§ Selected excerpt:
■ ■ ■ ■ ■

In accordance with a different non-illustrated embodiment, the tubular body is obtained with more than two rigid profiles, e.g. three or four profiles which will be provided with arched walls respectively extended for one third or for one fourth of circumference.
According to the invention, the present process for manufacturing a transfer head comprises a step of rubberizing the tubular body 46, in which at least one layer of polymer material 48 (in particular an elastomeric material, such as preferably rubber) is fixed on the outer surface 47 of the tubular body 46.
From such layer of polymer material 48, the polymer material covering 28 of the transfer head 1 is obtained, as described in detail hereinbelow.
Advantageously, the rubberizing step comprises a stage of fixing the layer of polymer material 48 on the outer surface 47 of the tubular body 46 by means of an adhesive material. In such fixing stage, the layer of polymer material 48, in the form of a flexible sheet, is wound around the outer surface 47 of the tubular body 46 covered with a layer of the aforesaid adhesive material.
Preferably, such fixing stage is obtained by means of a covering apparatus provided with a rotary head driven to bring the tubular body 46 in axial rotation, and with an extruder device which deposits, on the tubular body 46, a hot-extruded sheet of elastomeric material which, following the rotation of the tubular body 46 itself, comes to be wound around the outer surface 47 thereof.

■ ■ ■ ■ ■

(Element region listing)
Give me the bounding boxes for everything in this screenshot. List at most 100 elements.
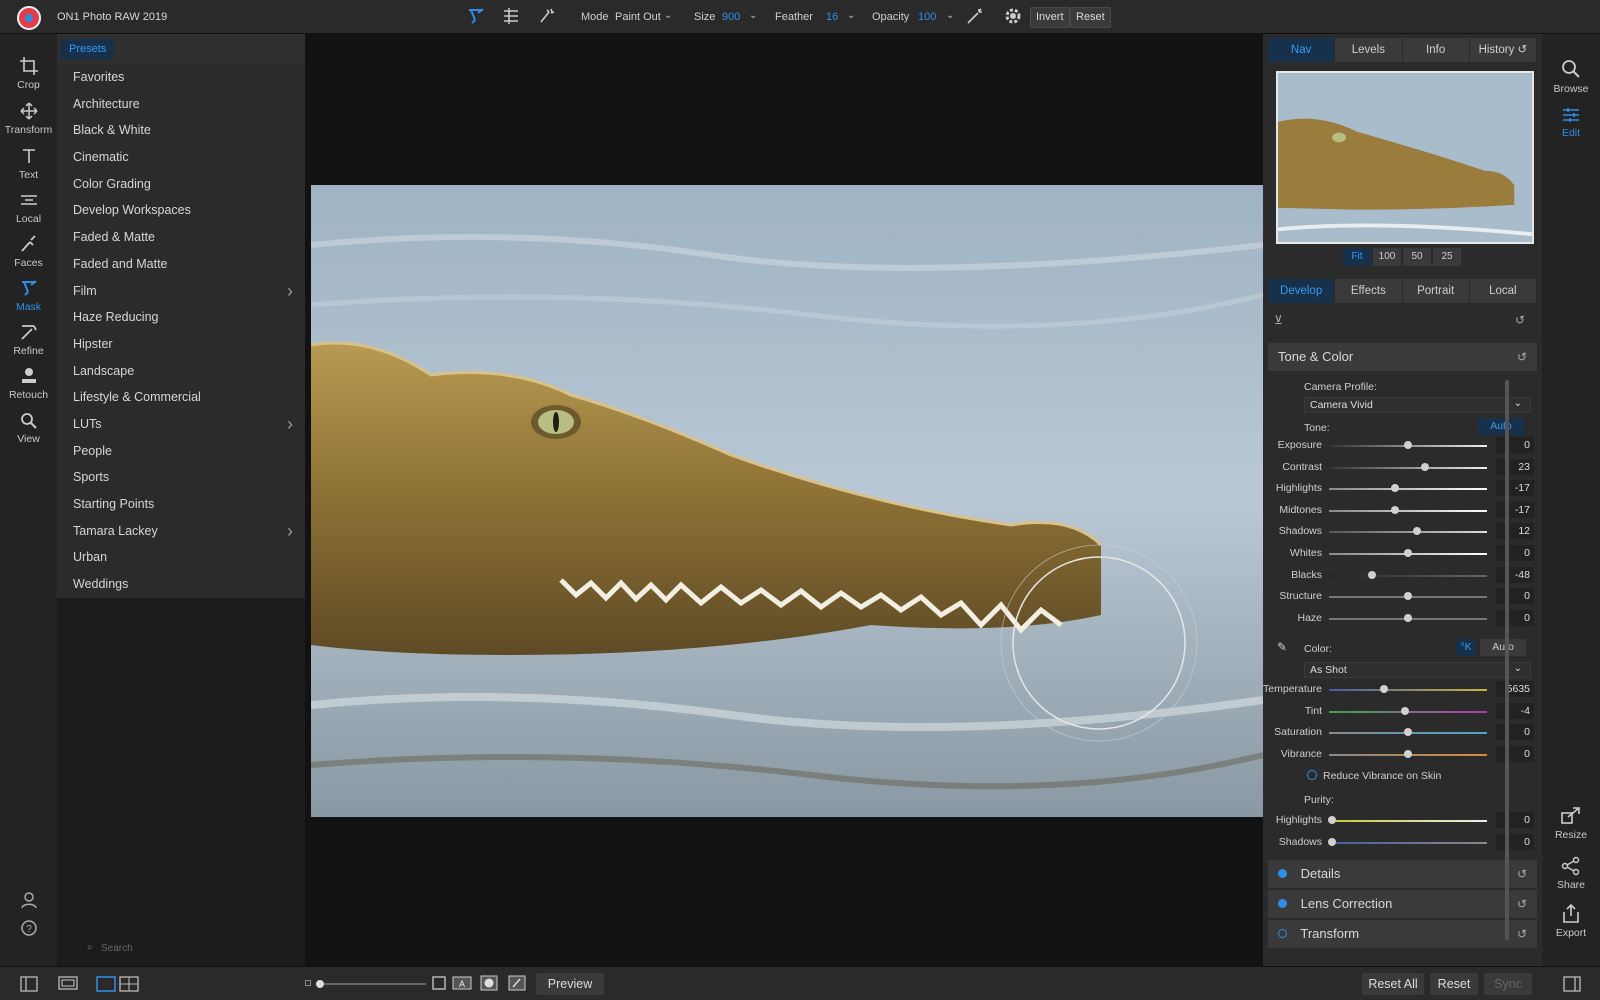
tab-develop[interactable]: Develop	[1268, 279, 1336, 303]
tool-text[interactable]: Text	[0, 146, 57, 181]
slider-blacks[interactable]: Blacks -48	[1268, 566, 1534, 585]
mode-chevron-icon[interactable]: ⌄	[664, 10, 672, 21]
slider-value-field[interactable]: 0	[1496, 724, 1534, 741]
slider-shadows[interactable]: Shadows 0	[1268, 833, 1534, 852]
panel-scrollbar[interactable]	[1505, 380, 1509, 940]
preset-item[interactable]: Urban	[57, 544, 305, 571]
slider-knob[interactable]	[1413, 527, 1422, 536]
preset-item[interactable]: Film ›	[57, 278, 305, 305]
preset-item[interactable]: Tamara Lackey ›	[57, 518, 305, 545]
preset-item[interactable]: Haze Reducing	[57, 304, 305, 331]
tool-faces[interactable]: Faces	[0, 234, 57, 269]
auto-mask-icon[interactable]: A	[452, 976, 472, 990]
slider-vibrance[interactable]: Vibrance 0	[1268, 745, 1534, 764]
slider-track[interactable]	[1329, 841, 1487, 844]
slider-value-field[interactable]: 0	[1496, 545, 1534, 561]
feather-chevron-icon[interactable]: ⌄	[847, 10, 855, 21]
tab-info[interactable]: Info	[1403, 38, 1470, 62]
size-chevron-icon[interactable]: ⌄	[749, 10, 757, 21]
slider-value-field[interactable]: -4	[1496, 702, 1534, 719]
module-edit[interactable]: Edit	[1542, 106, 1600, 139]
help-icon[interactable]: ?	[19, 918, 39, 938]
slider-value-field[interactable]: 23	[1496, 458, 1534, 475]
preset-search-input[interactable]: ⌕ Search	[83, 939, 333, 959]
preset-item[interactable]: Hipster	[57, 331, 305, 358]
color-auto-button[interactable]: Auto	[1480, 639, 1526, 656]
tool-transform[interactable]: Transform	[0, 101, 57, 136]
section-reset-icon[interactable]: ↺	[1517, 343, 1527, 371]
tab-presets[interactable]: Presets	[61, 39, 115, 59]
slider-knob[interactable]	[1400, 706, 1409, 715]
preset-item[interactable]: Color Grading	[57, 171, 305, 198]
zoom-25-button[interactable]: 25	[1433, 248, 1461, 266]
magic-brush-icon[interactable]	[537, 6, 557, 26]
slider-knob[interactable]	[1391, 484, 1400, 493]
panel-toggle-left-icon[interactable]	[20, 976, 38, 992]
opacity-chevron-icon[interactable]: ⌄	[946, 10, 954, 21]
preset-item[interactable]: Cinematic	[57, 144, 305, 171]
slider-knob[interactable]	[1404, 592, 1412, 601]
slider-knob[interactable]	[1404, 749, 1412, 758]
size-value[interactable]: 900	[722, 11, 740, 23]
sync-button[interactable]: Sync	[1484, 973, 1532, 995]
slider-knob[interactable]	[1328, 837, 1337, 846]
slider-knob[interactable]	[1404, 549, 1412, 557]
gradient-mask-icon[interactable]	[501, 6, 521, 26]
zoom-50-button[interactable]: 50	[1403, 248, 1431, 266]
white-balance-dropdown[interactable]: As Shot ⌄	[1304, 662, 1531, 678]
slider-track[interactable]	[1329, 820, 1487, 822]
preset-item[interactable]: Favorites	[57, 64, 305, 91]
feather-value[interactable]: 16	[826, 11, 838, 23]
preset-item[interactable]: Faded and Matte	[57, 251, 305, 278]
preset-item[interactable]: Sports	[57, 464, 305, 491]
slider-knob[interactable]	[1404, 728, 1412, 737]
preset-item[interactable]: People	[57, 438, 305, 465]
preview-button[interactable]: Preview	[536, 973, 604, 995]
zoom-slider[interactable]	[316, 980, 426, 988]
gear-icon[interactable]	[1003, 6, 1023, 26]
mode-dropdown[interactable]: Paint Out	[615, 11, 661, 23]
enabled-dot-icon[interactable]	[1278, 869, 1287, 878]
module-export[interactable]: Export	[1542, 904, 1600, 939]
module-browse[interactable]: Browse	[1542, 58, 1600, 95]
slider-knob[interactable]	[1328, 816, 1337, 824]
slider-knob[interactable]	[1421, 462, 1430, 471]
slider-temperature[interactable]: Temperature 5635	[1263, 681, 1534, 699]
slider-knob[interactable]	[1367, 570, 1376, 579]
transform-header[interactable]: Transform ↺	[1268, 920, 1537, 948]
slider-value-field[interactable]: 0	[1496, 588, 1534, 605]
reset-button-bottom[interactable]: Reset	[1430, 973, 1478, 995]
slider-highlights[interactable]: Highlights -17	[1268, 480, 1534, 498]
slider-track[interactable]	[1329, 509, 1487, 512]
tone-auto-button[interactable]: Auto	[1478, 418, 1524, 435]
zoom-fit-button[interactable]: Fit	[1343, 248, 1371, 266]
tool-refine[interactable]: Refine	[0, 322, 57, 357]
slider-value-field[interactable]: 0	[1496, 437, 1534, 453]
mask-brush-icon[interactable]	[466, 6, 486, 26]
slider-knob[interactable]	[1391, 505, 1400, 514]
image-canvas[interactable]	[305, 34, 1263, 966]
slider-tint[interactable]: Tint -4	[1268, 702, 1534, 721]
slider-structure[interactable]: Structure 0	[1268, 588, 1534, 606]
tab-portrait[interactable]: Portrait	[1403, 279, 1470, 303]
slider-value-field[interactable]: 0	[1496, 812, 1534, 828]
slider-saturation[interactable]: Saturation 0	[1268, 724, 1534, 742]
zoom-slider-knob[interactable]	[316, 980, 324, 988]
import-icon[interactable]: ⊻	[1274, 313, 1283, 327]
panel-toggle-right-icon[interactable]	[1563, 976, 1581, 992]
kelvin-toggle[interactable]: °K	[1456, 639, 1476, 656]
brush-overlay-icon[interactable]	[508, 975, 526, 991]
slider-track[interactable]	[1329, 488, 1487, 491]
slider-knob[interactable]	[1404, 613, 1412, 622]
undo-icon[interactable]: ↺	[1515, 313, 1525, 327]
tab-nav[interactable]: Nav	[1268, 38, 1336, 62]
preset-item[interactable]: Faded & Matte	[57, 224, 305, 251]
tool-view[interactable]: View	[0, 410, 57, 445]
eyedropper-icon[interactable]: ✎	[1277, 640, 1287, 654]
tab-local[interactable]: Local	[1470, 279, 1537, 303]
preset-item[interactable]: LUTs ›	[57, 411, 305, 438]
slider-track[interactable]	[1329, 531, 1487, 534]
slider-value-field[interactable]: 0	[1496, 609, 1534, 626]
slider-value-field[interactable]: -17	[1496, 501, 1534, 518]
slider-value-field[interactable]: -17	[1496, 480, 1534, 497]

■ ■ ■ ■ ■

§ Objective A: In the transfer-head manufacturing excerpt, which part of the covering apparatus deposits the hot-extruded sheet of elastomeric material onto the tubular body?
§ Objective B: Copy out the listing lines from the line with "279, 1336, 303]" to the line with "837, 1337, 846]", both included.

§ Full answer A: An extruder device.

§ Full answer B:
tab-develop[interactable]: Develop	[1268, 279, 1336, 303]
tool-text[interactable]: Text	[0, 146, 57, 181]
slider-blacks[interactable]: Blacks -48	[1268, 566, 1534, 585]
mode-chevron-icon[interactable]: ⌄	[664, 10, 672, 21]
slider-value-field[interactable]: 0	[1496, 724, 1534, 741]
slider-shadows[interactable]: Shadows 0	[1268, 833, 1534, 852]
panel-scrollbar[interactable]	[1505, 380, 1509, 940]
preset-item[interactable]: Urban	[57, 544, 305, 571]
slider-knob[interactable]	[1413, 527, 1422, 536]
preset-item[interactable]: Film ›	[57, 278, 305, 305]
preset-item[interactable]: Tamara Lackey ›	[57, 518, 305, 545]
preset-item[interactable]: Haze Reducing	[57, 304, 305, 331]
tool-faces[interactable]: Faces	[0, 234, 57, 269]
auto-mask-icon[interactable]: A	[452, 976, 472, 990]
slider-vibrance[interactable]: Vibrance 0	[1268, 745, 1534, 764]
slider-track[interactable]	[1329, 841, 1487, 844]
slider-value-field[interactable]: 0	[1496, 545, 1534, 561]
feather-chevron-icon[interactable]: ⌄	[847, 10, 855, 21]
tab-info[interactable]: Info	[1403, 38, 1470, 62]
size-chevron-icon[interactable]: ⌄	[749, 10, 757, 21]
slider-value-field[interactable]: -4	[1496, 702, 1534, 719]
module-edit[interactable]: Edit	[1542, 106, 1600, 139]
help-icon[interactable]: ?	[19, 918, 39, 938]
slider-value-field[interactable]: 23	[1496, 458, 1534, 475]
preset-search-input[interactable]: ⌕ Search	[83, 939, 333, 959]
preset-item[interactable]: Hipster	[57, 331, 305, 358]
color-auto-button[interactable]: Auto	[1480, 639, 1526, 656]
tool-transform[interactable]: Transform	[0, 101, 57, 136]
section-reset-icon[interactable]: ↺	[1517, 343, 1527, 371]
tab-presets[interactable]: Presets	[61, 39, 115, 59]
slider-knob[interactable]	[1400, 706, 1409, 715]
preset-item[interactable]: Color Grading	[57, 171, 305, 198]
zoom-25-button[interactable]: 25	[1433, 248, 1461, 266]
magic-brush-icon[interactable]	[537, 6, 557, 26]
slider-knob[interactable]	[1391, 484, 1400, 493]
panel-toggle-left-icon[interactable]	[20, 976, 38, 992]
opacity-chevron-icon[interactable]: ⌄	[946, 10, 954, 21]
preset-item[interactable]: Cinematic	[57, 144, 305, 171]
slider-knob[interactable]	[1404, 592, 1412, 601]
slider-knob[interactable]	[1404, 749, 1412, 758]
size-value[interactable]: 900	[722, 11, 740, 23]
sync-button[interactable]: Sync	[1484, 973, 1532, 995]
slider-knob[interactable]	[1328, 837, 1337, 846]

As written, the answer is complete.